WRITTEN REQUEST: From the listing below, extract every line in which the word "only" appears.
== MATERIAL SUPPLIED
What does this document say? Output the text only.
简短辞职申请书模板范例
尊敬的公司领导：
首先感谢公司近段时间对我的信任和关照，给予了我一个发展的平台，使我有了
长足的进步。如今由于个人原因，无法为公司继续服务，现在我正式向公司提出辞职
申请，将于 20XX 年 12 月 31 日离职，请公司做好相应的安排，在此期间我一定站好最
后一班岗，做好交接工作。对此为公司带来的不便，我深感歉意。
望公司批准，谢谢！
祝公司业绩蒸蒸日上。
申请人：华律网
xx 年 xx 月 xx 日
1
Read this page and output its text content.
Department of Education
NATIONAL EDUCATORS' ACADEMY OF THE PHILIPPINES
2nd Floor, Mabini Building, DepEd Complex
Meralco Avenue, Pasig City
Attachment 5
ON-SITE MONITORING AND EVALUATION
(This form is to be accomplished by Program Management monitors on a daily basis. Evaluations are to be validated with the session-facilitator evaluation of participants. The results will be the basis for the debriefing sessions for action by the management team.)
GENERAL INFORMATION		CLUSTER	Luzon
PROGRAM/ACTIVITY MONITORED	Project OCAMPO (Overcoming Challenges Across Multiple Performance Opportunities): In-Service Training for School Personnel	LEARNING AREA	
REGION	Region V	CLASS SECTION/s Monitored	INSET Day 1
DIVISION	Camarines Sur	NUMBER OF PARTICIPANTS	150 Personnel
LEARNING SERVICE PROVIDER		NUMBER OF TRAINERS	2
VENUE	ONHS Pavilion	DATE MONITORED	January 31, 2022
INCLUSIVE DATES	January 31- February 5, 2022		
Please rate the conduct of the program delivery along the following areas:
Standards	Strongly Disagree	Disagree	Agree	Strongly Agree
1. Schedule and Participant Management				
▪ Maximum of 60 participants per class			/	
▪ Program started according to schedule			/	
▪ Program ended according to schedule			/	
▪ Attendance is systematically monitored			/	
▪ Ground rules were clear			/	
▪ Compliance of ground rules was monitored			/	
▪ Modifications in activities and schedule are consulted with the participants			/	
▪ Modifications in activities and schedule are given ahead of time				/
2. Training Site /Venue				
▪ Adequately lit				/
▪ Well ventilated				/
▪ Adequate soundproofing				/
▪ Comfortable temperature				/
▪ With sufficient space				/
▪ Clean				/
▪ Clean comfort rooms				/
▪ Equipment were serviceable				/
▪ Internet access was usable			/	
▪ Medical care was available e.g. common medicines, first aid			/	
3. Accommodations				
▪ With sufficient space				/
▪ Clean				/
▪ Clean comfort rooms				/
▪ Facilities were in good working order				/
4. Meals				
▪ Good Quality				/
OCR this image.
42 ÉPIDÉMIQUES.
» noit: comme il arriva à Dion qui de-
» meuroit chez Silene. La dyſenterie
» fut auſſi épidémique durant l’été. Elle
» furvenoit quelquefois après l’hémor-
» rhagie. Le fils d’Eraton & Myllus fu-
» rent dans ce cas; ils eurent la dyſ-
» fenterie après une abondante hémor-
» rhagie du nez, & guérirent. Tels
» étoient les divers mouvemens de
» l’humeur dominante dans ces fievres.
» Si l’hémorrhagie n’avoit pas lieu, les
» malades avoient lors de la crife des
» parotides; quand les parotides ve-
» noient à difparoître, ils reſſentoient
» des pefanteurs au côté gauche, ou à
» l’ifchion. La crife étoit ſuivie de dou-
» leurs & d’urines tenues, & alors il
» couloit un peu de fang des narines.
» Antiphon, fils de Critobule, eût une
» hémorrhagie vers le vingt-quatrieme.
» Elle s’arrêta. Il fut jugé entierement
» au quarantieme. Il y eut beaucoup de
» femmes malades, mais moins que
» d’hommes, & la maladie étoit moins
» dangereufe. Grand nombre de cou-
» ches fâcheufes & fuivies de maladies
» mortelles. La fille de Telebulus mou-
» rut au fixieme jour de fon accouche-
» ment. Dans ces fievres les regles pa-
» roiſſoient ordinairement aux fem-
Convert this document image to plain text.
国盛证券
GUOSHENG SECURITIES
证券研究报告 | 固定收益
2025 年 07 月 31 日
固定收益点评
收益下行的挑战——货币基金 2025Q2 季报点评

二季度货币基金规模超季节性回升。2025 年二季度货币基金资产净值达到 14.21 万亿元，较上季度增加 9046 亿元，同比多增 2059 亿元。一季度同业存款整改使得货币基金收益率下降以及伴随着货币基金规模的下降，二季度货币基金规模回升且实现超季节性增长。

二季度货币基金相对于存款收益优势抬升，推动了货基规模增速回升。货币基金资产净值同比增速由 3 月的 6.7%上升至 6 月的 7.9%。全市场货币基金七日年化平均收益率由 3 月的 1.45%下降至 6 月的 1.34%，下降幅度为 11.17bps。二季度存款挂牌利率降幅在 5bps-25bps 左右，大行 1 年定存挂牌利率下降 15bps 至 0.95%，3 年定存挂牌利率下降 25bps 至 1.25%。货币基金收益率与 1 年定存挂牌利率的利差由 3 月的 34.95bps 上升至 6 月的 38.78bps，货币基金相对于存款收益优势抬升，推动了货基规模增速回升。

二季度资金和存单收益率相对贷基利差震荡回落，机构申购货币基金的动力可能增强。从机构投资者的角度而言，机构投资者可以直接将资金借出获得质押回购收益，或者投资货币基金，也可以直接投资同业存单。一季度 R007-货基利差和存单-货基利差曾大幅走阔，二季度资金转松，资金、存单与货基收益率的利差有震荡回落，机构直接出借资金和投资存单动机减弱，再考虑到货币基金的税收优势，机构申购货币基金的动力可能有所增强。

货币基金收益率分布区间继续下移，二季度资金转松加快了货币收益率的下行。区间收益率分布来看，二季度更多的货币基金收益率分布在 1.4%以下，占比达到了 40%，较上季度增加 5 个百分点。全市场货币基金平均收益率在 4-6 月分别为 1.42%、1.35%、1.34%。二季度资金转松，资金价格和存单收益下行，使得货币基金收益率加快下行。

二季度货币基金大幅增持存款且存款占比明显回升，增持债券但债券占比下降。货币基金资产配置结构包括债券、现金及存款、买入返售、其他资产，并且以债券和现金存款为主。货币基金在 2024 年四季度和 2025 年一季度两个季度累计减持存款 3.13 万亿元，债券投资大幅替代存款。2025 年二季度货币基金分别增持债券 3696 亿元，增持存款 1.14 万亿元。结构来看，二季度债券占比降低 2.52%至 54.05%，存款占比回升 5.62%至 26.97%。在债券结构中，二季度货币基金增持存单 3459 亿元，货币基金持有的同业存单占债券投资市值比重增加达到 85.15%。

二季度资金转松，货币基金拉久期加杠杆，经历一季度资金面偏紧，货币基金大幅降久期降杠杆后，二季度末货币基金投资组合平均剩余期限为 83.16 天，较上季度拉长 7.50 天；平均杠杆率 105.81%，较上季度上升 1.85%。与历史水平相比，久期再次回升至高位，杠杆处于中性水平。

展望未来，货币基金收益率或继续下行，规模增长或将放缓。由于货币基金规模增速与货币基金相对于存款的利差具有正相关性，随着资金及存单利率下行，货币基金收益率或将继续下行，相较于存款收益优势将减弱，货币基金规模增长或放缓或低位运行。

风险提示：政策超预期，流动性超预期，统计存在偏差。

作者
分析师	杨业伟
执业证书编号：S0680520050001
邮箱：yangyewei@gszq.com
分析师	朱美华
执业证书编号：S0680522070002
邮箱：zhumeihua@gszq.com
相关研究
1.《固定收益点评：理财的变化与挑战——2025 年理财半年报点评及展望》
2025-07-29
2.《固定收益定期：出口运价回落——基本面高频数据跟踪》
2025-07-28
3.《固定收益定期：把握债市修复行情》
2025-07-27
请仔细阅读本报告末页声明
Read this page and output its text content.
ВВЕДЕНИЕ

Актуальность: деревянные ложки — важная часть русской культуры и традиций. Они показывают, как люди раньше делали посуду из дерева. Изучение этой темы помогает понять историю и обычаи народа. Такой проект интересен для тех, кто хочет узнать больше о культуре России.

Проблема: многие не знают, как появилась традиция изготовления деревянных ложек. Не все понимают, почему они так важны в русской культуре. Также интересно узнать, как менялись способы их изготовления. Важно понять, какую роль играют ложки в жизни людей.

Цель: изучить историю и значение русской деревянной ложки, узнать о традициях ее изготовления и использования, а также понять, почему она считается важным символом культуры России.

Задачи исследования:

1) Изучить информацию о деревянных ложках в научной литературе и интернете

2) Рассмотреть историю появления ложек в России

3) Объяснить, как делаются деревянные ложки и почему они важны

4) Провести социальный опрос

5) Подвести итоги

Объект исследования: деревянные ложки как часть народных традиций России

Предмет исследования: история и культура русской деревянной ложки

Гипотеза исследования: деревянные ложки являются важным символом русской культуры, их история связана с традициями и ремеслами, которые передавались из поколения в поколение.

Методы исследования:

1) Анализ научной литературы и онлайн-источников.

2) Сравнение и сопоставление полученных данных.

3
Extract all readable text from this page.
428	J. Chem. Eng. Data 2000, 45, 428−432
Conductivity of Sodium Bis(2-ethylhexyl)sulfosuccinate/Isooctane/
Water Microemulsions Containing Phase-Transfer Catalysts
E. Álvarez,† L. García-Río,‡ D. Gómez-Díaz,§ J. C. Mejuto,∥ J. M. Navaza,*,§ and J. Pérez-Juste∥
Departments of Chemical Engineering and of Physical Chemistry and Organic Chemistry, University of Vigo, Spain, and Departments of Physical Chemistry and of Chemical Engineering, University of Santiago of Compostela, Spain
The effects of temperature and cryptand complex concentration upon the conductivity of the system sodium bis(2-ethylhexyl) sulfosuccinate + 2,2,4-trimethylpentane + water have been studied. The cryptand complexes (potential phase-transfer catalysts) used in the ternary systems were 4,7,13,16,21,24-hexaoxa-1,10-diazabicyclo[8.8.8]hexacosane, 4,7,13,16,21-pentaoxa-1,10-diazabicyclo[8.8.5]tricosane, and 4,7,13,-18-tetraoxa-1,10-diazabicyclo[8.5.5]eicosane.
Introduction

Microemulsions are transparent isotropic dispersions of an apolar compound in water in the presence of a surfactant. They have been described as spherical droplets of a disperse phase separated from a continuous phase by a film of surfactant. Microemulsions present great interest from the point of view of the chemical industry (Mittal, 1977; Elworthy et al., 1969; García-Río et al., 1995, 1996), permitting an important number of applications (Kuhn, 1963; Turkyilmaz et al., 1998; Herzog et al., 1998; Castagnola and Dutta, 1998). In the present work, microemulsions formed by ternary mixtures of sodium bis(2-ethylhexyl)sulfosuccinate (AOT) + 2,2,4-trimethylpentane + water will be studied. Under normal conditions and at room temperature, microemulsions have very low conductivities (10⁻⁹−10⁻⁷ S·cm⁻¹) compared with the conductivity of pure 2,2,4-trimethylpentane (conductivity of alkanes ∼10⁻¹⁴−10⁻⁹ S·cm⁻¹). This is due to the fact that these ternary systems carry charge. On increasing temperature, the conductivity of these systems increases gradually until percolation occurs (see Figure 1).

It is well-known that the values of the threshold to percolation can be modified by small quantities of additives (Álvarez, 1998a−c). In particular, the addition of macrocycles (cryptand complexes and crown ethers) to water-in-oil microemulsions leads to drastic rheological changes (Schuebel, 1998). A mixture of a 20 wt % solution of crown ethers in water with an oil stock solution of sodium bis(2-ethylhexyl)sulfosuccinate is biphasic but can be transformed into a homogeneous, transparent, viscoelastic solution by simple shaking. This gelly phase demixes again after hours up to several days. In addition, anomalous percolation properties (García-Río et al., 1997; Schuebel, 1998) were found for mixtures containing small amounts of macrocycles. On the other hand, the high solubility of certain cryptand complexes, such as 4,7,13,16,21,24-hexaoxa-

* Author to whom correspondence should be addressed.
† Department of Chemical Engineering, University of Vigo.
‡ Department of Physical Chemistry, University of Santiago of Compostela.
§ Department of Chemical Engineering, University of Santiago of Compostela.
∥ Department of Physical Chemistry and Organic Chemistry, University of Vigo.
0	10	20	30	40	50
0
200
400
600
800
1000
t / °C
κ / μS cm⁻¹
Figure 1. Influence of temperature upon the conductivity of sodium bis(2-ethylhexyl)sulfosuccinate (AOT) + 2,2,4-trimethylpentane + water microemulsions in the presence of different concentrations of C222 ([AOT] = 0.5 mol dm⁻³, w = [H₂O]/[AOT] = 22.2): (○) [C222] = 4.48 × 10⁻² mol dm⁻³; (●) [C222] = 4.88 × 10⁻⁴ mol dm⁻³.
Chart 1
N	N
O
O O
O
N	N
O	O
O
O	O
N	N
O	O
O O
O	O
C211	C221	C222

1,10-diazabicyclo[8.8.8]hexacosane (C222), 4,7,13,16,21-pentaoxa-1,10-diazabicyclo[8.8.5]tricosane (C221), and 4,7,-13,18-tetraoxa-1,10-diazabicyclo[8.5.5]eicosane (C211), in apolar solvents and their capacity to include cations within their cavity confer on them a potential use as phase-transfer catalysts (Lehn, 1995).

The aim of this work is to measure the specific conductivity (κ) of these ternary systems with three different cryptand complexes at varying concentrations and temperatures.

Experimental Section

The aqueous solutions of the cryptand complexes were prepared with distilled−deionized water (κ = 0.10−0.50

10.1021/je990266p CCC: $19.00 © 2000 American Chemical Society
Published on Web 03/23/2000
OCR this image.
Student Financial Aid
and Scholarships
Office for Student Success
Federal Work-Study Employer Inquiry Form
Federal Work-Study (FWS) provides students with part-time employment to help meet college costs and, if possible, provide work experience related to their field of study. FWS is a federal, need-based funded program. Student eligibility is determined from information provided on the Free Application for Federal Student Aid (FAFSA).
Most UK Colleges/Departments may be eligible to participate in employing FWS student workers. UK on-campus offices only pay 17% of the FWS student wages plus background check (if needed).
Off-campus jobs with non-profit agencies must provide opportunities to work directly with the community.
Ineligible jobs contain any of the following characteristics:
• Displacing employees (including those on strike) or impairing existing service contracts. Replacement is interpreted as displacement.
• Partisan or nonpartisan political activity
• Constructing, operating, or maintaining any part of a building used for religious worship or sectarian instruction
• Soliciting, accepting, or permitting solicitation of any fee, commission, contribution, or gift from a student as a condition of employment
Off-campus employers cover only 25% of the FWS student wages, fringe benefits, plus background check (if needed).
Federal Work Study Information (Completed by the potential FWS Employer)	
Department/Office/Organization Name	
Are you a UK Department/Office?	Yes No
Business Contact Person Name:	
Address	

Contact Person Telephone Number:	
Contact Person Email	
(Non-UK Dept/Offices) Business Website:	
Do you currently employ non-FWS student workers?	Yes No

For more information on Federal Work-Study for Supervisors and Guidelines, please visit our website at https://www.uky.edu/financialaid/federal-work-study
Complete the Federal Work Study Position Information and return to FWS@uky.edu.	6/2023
====
THE RESPONSE:
What does this document say? Output the text only.
Most UK Colleges/Departments may be eligible to participate in employing FWS student workers. UK on-campus offices only pay 17% of the FWS student wages plus background check (if needed).
Off-campus employers cover only 25% of the FWS student wages, fringe benefits, plus background check (if needed).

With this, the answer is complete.